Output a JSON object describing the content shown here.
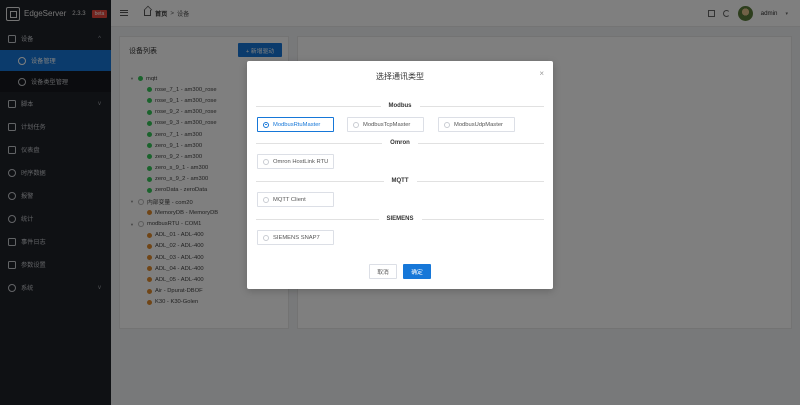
{
  "app": {
    "name": "EdgeServer",
    "version": "2.3.3",
    "badge": "beta"
  },
  "sidebar": {
    "items": [
      {
        "label": "设备",
        "chevron": "^"
      },
      {
        "label": "设备管理"
      },
      {
        "label": "设备类型管理"
      },
      {
        "label": "脚本",
        "chevron": "v"
      },
      {
        "label": "计划任务"
      },
      {
        "label": "仪表盘"
      },
      {
        "label": "时序数据"
      },
      {
        "label": "报警"
      },
      {
        "label": "统计"
      },
      {
        "label": "事件日志"
      },
      {
        "label": "参数设置"
      },
      {
        "label": "系统",
        "chevron": "v"
      }
    ]
  },
  "header": {
    "breadcrumb_home": "首页",
    "breadcrumb_sep": ">",
    "breadcrumb_current": "设备",
    "user": "admin",
    "caret": "▾"
  },
  "devices_panel": {
    "title": "设备列表",
    "add_button": "+ 新增驱动",
    "tree": [
      {
        "label": "mqtt",
        "level": 0,
        "status": "green",
        "expander": "▼"
      },
      {
        "label": "rose_7_1 - am300_rose",
        "level": 1,
        "status": "green"
      },
      {
        "label": "rose_9_1 - am300_rose",
        "level": 1,
        "status": "green"
      },
      {
        "label": "rose_9_2 - am300_rose",
        "level": 1,
        "status": "green"
      },
      {
        "label": "rose_9_3 - am300_rose",
        "level": 1,
        "status": "green"
      },
      {
        "label": "zero_7_1 - am300",
        "level": 1,
        "status": "green"
      },
      {
        "label": "zero_9_1 - am300",
        "level": 1,
        "status": "green"
      },
      {
        "label": "zero_9_2 - am300",
        "level": 1,
        "status": "green"
      },
      {
        "label": "zero_s_9_1 - am300",
        "level": 1,
        "status": "green"
      },
      {
        "label": "zero_s_9_2 - am300",
        "level": 1,
        "status": "green"
      },
      {
        "label": "zeroData - zeroData",
        "level": 1,
        "status": "green"
      },
      {
        "label": "内部变量 - com20",
        "level": 0,
        "status": "gray-ring",
        "expander": "▼"
      },
      {
        "label": "MemoryDB - MemoryDB",
        "level": 1,
        "status": "orange"
      },
      {
        "label": "modbusRTU - COM1",
        "level": 0,
        "status": "gray-ring",
        "expander": "▼"
      },
      {
        "label": "ADL_01 - ADL-400",
        "level": 1,
        "status": "orange"
      },
      {
        "label": "ADL_02 - ADL-400",
        "level": 1,
        "status": "orange"
      },
      {
        "label": "ADL_03 - ADL-400",
        "level": 1,
        "status": "orange"
      },
      {
        "label": "ADL_04 - ADL-400",
        "level": 1,
        "status": "orange"
      },
      {
        "label": "ADL_05 - ADL-400",
        "level": 1,
        "status": "orange"
      },
      {
        "label": "Air - Dpurat-DBOF",
        "level": 1,
        "status": "orange"
      },
      {
        "label": "K30 - K30-Golen",
        "level": 1,
        "status": "orange"
      }
    ]
  },
  "modal": {
    "title": "选择通讯类型",
    "close": "×",
    "sections": {
      "modbus": "Modbus",
      "omron": "Omron",
      "mqtt": "MQTT",
      "siemens": "SIEMENS"
    },
    "options": {
      "modbus_rtu": "ModbusRtuMaster",
      "modbus_tcp": "ModbusTcpMaster",
      "modbus_udp": "ModbusUdpMaster",
      "omron_hostlink": "Omron HostLink RTU",
      "mqtt_client": "MQTT Client",
      "siemens_snap7": "SIEMENS SNAP7"
    },
    "selected": "ModbusRtuMaster",
    "cancel": "取消",
    "confirm": "确定"
  },
  "colors": {
    "primary": "#1677d8",
    "sidebar_bg": "#1f2229",
    "online": "#34c759",
    "offline": "#e08a2c",
    "beta": "#e6463c"
  }
}
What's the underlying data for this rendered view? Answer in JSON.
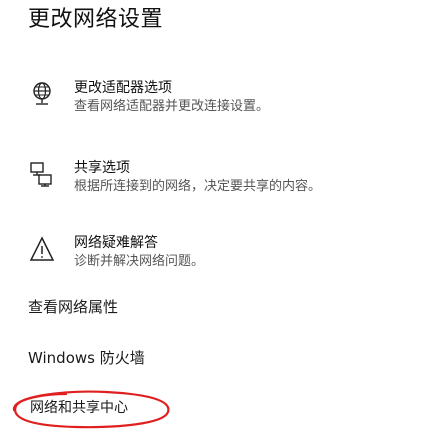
{
  "page": {
    "title": "更改网络设置"
  },
  "items": [
    {
      "title": "更改适配器选项",
      "desc": "查看网络适配器并更改连接设置。",
      "icon": "adapter-globe-icon"
    },
    {
      "title": "共享选项",
      "desc": "根据所连接到的网络，决定要共享的内容。",
      "icon": "sharing-computer-icon"
    },
    {
      "title": "网络疑难解答",
      "desc": "诊断并解决网络问题。",
      "icon": "warning-triangle-icon"
    }
  ],
  "links": [
    {
      "label": "查看网络属性"
    },
    {
      "label": "Windows 防火墙"
    },
    {
      "label": "网络和共享中心"
    }
  ],
  "annotation": {
    "color": "#e02020",
    "shape": "ellipse"
  }
}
────────────────────
● **The task**
Omit the pictures. Transcribe every record exactly.

● **Answer for the task**
Output a JSON object describing the content shown here.
{
  "app": {
    "name": "EdgeServer",
    "version": "2.3.3",
    "badge": "beta"
  },
  "sidebar": {
    "items": [
      {
        "label": "设备",
        "chevron": "^"
      },
      {
        "label": "设备管理"
      },
      {
        "label": "设备类型管理"
      },
      {
        "label": "脚本",
        "chevron": "v"
      },
      {
        "label": "计划任务"
      },
      {
        "label": "仪表盘"
      },
      {
        "label": "时序数据"
      },
      {
        "label": "报警"
      },
      {
        "label": "统计"
      },
      {
        "label": "事件日志"
      },
      {
        "label": "参数设置"
      },
      {
        "label": "系统",
        "chevron": "v"
      }
    ]
  },
  "header": {
    "breadcrumb_home": "首页",
    "breadcrumb_sep": ">",
    "breadcrumb_current": "设备",
    "user": "admin",
    "caret": "▾"
  },
  "devices_panel": {
    "title": "设备列表",
    "add_button": "+ 新增驱动",
    "tree": [
      {
        "label": "mqtt",
        "level": 0,
        "status": "green",
        "expander": "▼"
      },
      {
        "label": "rose_7_1 - am300_rose",
        "level": 1,
        "status": "green"
      },
      {
        "label": "rose_9_1 - am300_rose",
        "level": 1,
        "status": "green"
      },
      {
        "label": "rose_9_2 - am300_rose",
        "level": 1,
        "status": "green"
      },
      {
        "label": "rose_9_3 - am300_rose",
        "level": 1,
        "status": "green"
      },
      {
        "label": "zero_7_1 - am300",
        "level": 1,
        "status": "green"
      },
      {
        "label": "zero_9_1 - am300",
        "level": 1,
        "status": "green"
      },
      {
        "label": "zero_9_2 - am300",
        "level": 1,
        "status": "green"
      },
      {
        "label": "zero_s_9_1 - am300",
        "level": 1,
        "status": "green"
      },
      {
        "label": "zero_s_9_2 - am300",
        "level": 1,
        "status": "green"
      },
      {
        "label": "zeroData - zeroData",
        "level": 1,
        "status": "green"
      },
      {
        "label": "内部变量 - com20",
        "level": 0,
        "status": "gray-ring",
        "expander": "▼"
      },
      {
        "label": "MemoryDB - MemoryDB",
        "level": 1,
        "status": "orange"
      },
      {
        "label": "modbusRTU - COM1",
        "level": 0,
        "status": "gray-ring",
        "expander": "▼"
      },
      {
        "label": "ADL_01 - ADL-400",
        "level": 1,
        "status": "orange"
      },
      {
        "label": "ADL_02 - ADL-400",
        "level": 1,
        "status": "orange"
      },
      {
        "label": "ADL_03 - ADL-400",
        "level": 1,
        "status": "orange"
      },
      {
        "label": "ADL_04 - ADL-400",
        "level": 1,
        "status": "orange"
      },
      {
        "label": "ADL_05 - ADL-400",
        "level": 1,
        "status": "orange"
      },
      {
        "label": "Air - Dpurat-DBOF",
        "level": 1,
        "status": "orange"
      },
      {
        "label": "K30 - K30-Golen",
        "level": 1,
        "status": "orange"
      }
    ]
  },
  "modal": {
    "title": "选择通讯类型",
    "close": "×",
    "sections": {
      "modbus": "Modbus",
      "omron": "Omron",
      "mqtt": "MQTT",
      "siemens": "SIEMENS"
    },
    "options": {
      "modbus_rtu": "ModbusRtuMaster",
      "modbus_tcp": "ModbusTcpMaster",
      "modbus_udp": "ModbusUdpMaster",
      "omron_hostlink": "Omron HostLink RTU",
      "mqtt_client": "MQTT Client",
      "siemens_snap7": "SIEMENS SNAP7"
    },
    "selected": "ModbusRtuMaster",
    "cancel": "取消",
    "confirm": "确定"
  },
  "colors": {
    "primary": "#1677d8",
    "sidebar_bg": "#1f2229",
    "online": "#34c759",
    "offline": "#e08a2c",
    "beta": "#e6463c"
  }
}
What's the underlying data for this rendered view? Answer in JSON.
{
  "page": {
    "title": "更改网络设置"
  },
  "items": [
    {
      "title": "更改适配器选项",
      "desc": "查看网络适配器并更改连接设置。",
      "icon": "adapter-globe-icon"
    },
    {
      "title": "共享选项",
      "desc": "根据所连接到的网络，决定要共享的内容。",
      "icon": "sharing-computer-icon"
    },
    {
      "title": "网络疑难解答",
      "desc": "诊断并解决网络问题。",
      "icon": "warning-triangle-icon"
    }
  ],
  "links": [
    {
      "label": "查看网络属性"
    },
    {
      "label": "Windows 防火墙"
    },
    {
      "label": "网络和共享中心"
    }
  ],
  "annotation": {
    "color": "#e02020",
    "shape": "ellipse"
  }
}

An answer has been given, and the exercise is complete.